## BEGIN MATERIAL SUPPLIED

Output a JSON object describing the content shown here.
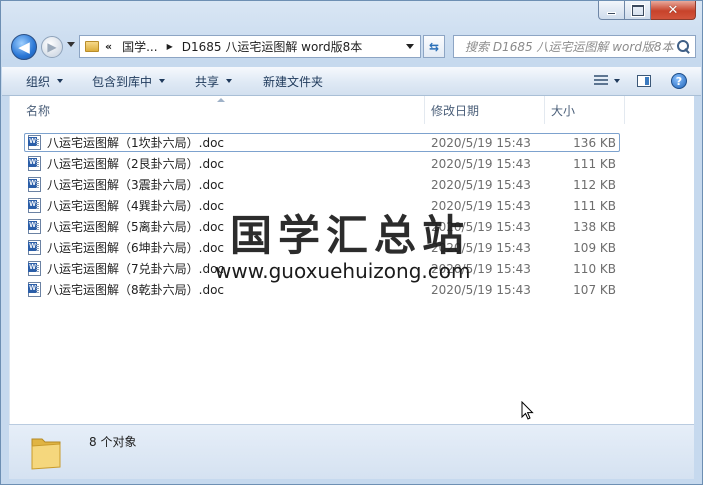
{
  "caption": {
    "minimize": "—",
    "maximize": "",
    "close": "✕"
  },
  "nav": {
    "back_glyph": "◀",
    "forward_glyph": "▶",
    "address_chevron": "«",
    "breadcrumb": [
      "国学...",
      "D1685 八运宅运图解 word版8本"
    ],
    "breadcrumb_sep": "▶",
    "refresh_glyph": "⇆",
    "search_placeholder": "搜索 D1685 八运宅运图解 word版8本"
  },
  "toolbar": {
    "organize": "组织",
    "include_in_library": "包含到库中",
    "share": "共享",
    "new_folder": "新建文件夹",
    "help": "?"
  },
  "columns": {
    "name": "名称",
    "date": "修改日期",
    "size": "大小"
  },
  "files": [
    {
      "name": "八运宅运图解（1坎卦六局）.doc",
      "date": "2020/5/19 15:43",
      "size": "136 KB"
    },
    {
      "name": "八运宅运图解（2艮卦六局）.doc",
      "date": "2020/5/19 15:43",
      "size": "111 KB"
    },
    {
      "name": "八运宅运图解（3震卦六局）.doc",
      "date": "2020/5/19 15:43",
      "size": "112 KB"
    },
    {
      "name": "八运宅运图解（4巽卦六局）.doc",
      "date": "2020/5/19 15:43",
      "size": "111 KB"
    },
    {
      "name": "八运宅运图解（5离卦六局）.doc",
      "date": "2020/5/19 15:43",
      "size": "138 KB"
    },
    {
      "name": "八运宅运图解（6坤卦六局）.doc",
      "date": "2020/5/19 15:43",
      "size": "109 KB"
    },
    {
      "name": "八运宅运图解（7兑卦六局）.doc",
      "date": "2020/5/19 15:43",
      "size": "110 KB"
    },
    {
      "name": "八运宅运图解（8乾卦六局）.doc",
      "date": "2020/5/19 15:43",
      "size": "107 KB"
    }
  ],
  "watermark": {
    "title": "国学汇总站",
    "url": "www.guoxuehuizong.com"
  },
  "status": {
    "count": "8 个对象"
  }
}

## END MATERIAL SUPPLIED

## [TASK BRIEF]
Copy, from the material above, each line in which the string "name" occurs.

## [THE RESULT]
    "name": "名称",
      "name": "八运宅运图解（1坎卦六局）.doc",
      "name": "八运宅运图解（2艮卦六局）.doc",
      "name": "八运宅运图解（3震卦六局）.doc",
      "name": "八运宅运图解（4巽卦六局）.doc",
      "name": "八运宅运图解（5离卦六局）.doc",
      "name": "八运宅运图解（6坤卦六局）.doc",
      "name": "八运宅运图解（7兑卦六局）.doc",
      "name": "八运宅运图解（8乾卦六局）.doc",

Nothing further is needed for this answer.